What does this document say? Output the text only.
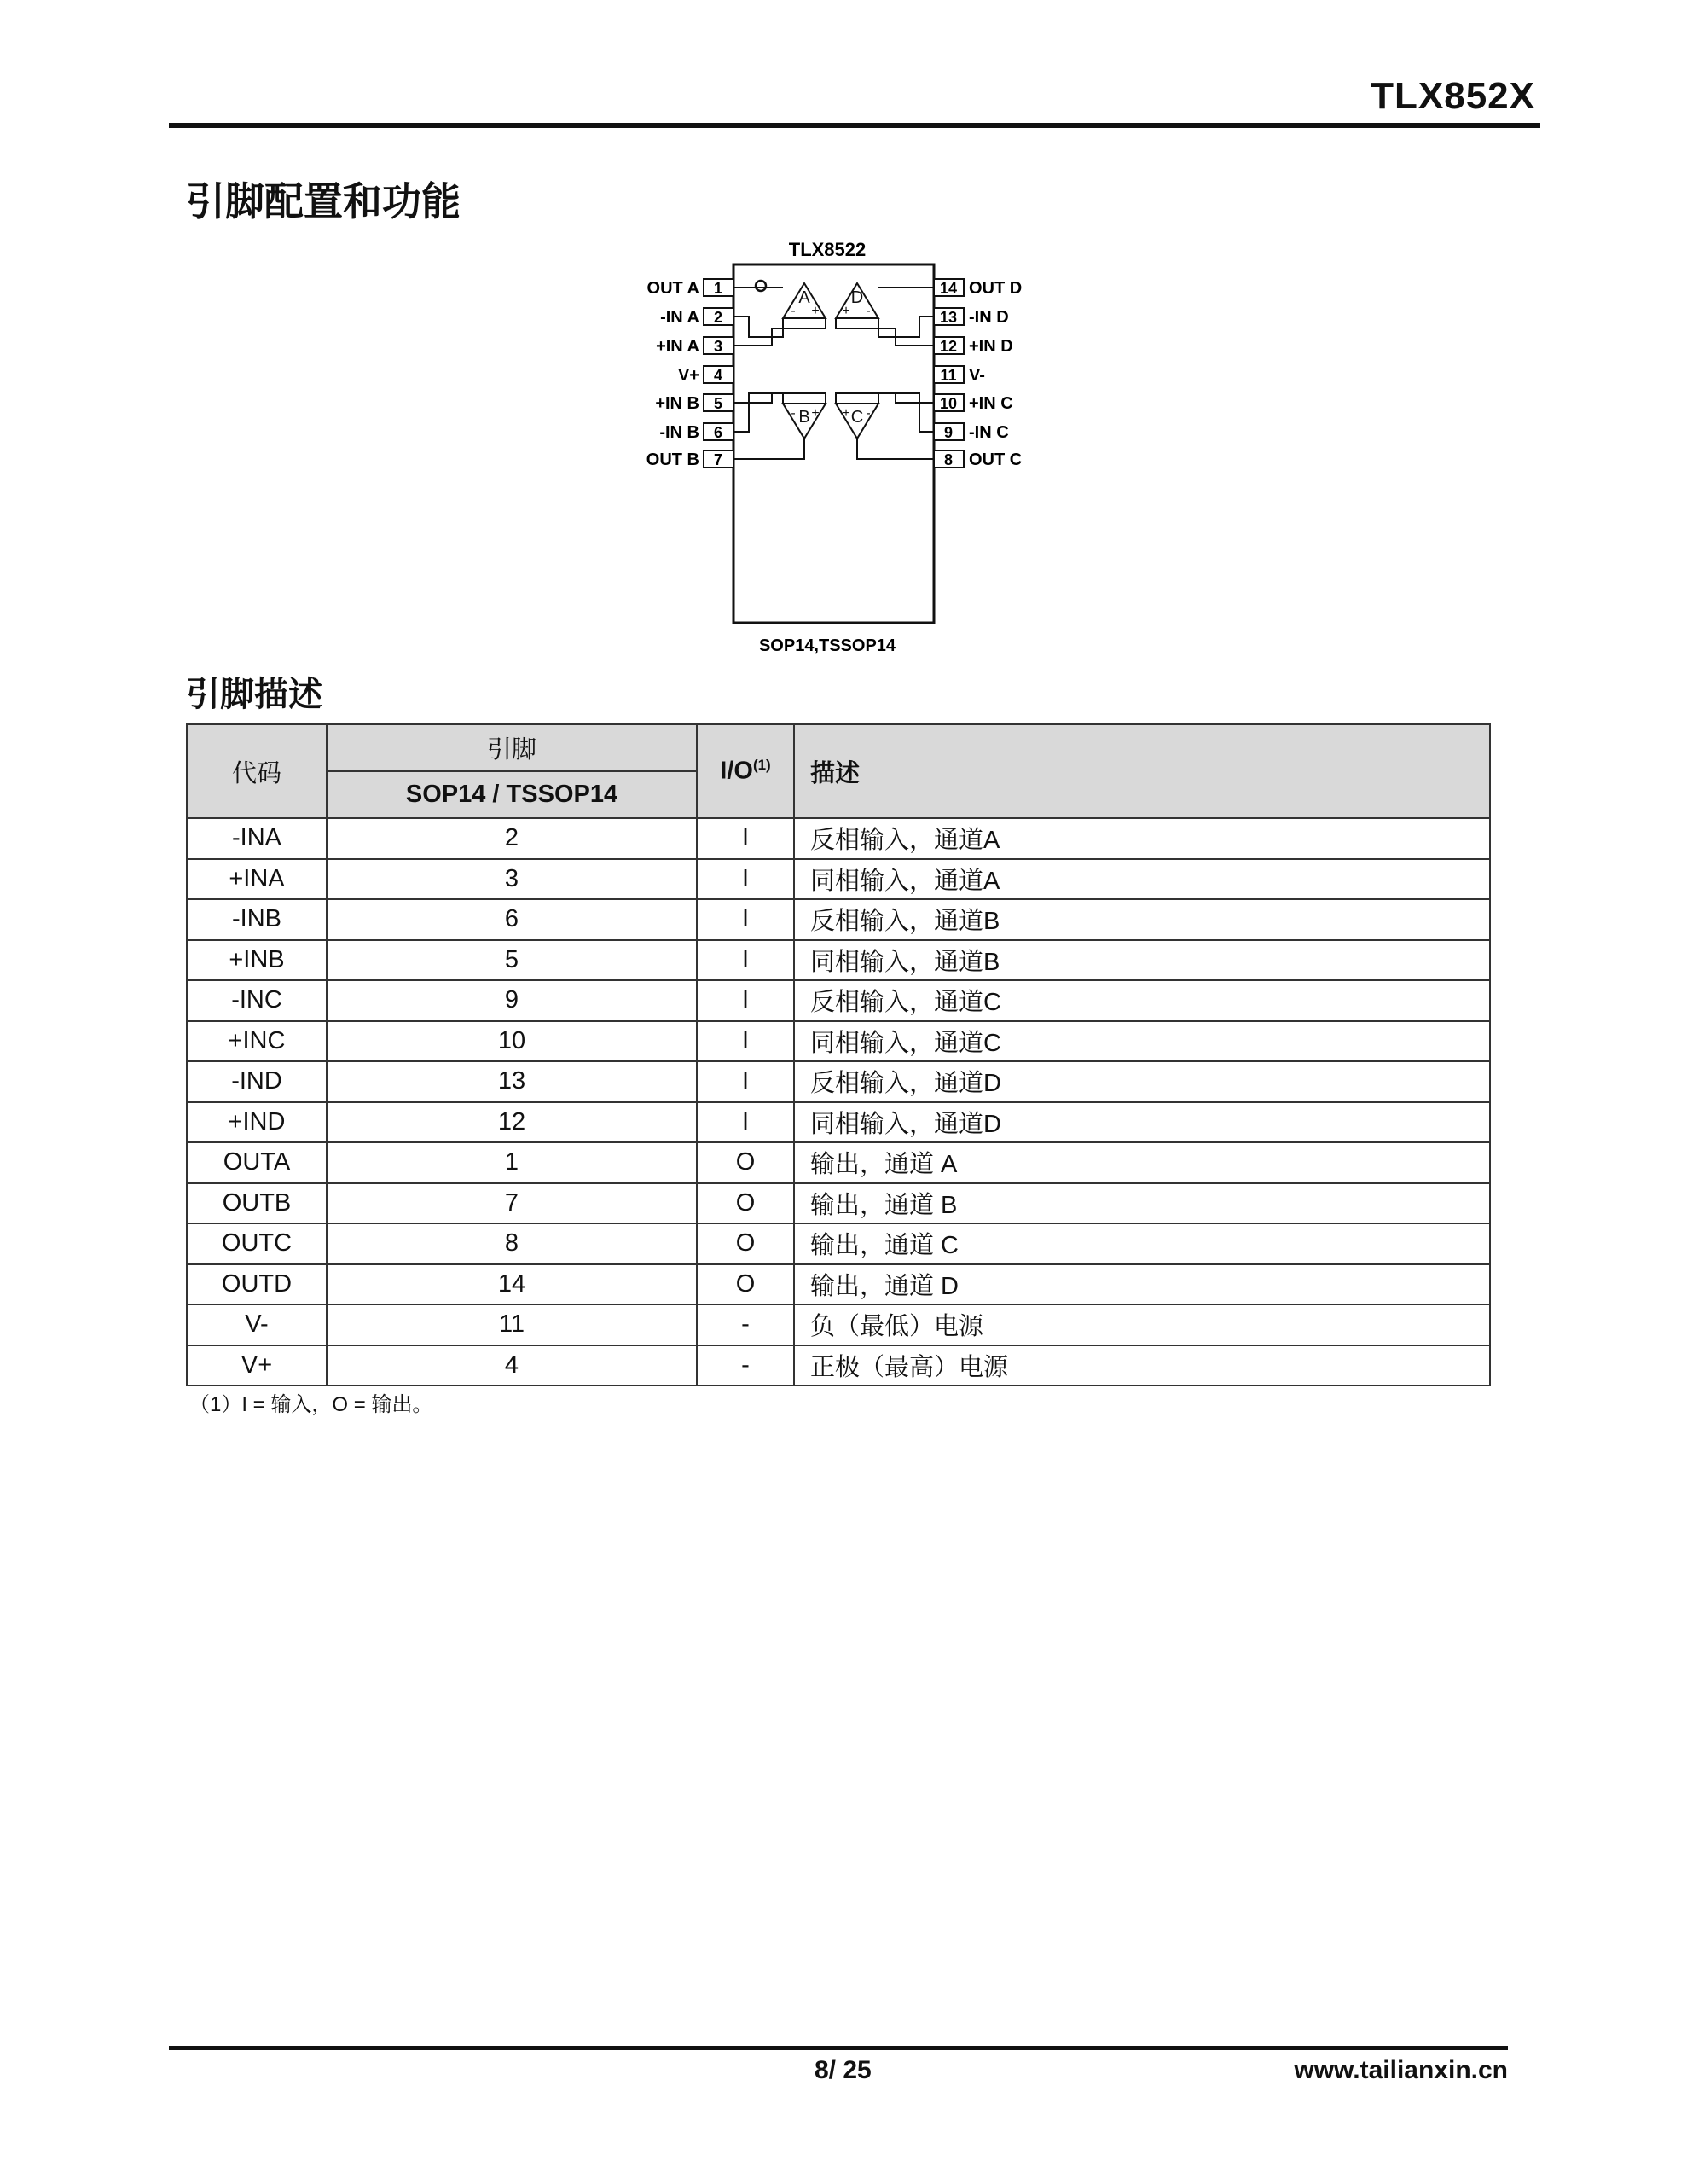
TLX852X
引脚配置和功能
TLX8522
1
OUT A
2
-IN A
3
+IN A
4
V+
5
+IN B
6
-IN B
7
OUT B
14 OUT D
13 -IN D
12 +IN D
11 V-
10 +IN C
9 -IN C
8 OUT C
A
- +
D
+ -
B
- + C
+ -
SOP14,TSSOP14
引脚描述
代码	引脚	$I/O^{(1)}$	描述
	SOP14 / TSSOP14		
-INA	2	I	反相输入，通道A
+INA	3	I	同相输入，通道A
-INB	6	I	反相输入，通道B
+INB	5	I	同相输入，通道B
-INC	9	I	反相输入，通道C
+INC	10	I	同相输入，通道C
-IND	13	I	反相输入，通道D
+IND	12	I	同相输入，通道D
OUTA	1	O	输出，通道 A
OUTB	7	O	输出，通道 B
OUTC	8	O	输出，通道 C
OUTD	14	O	输出，通道 D
V-	11	-	负（最低）电源
V+	4	-	正极（最高）电源
（1）I = 输入，O = 输出。
8/ 25	www.tailianxin.cn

* * * * * * *

REQUIREMENTS
Skip the pictures and print each record exactly as it stands.

ANSWER
What does this document say? Output the text only.
TLX852X
引脚配置和功能
TLX8522
1
OUT A
2
-IN A
3
+IN A
4
V+
5
+IN B
6
-IN B
7
OUT B
14 OUT D
13 -IN D
12 +IN D
11 V-
10 +IN C
9 -IN C
8 OUT C
A
- +
D
+ -
B
- + C
+ -
SOP14,TSSOP14
引脚描述
代码	引脚	$I/O^{(1)}$	描述
	SOP14 / TSSOP14		
-INA	2	I	反相输入，通道A
+INA	3	I	同相输入，通道A
-INB	6	I	反相输入，通道B
+INB	5	I	同相输入，通道B
-INC	9	I	反相输入，通道C
+INC	10	I	同相输入，通道C
-IND	13	I	反相输入，通道D
+IND	12	I	同相输入，通道D
OUTA	1	O	输出，通道 A
OUTB	7	O	输出，通道 B
OUTC	8	O	输出，通道 C
OUTD	14	O	输出，通道 D
V-	11	-	负（最低）电源
V+	4	-	正极（最高）电源
（1）I = 输入，O = 输出。
8/ 25	www.tailianxin.cn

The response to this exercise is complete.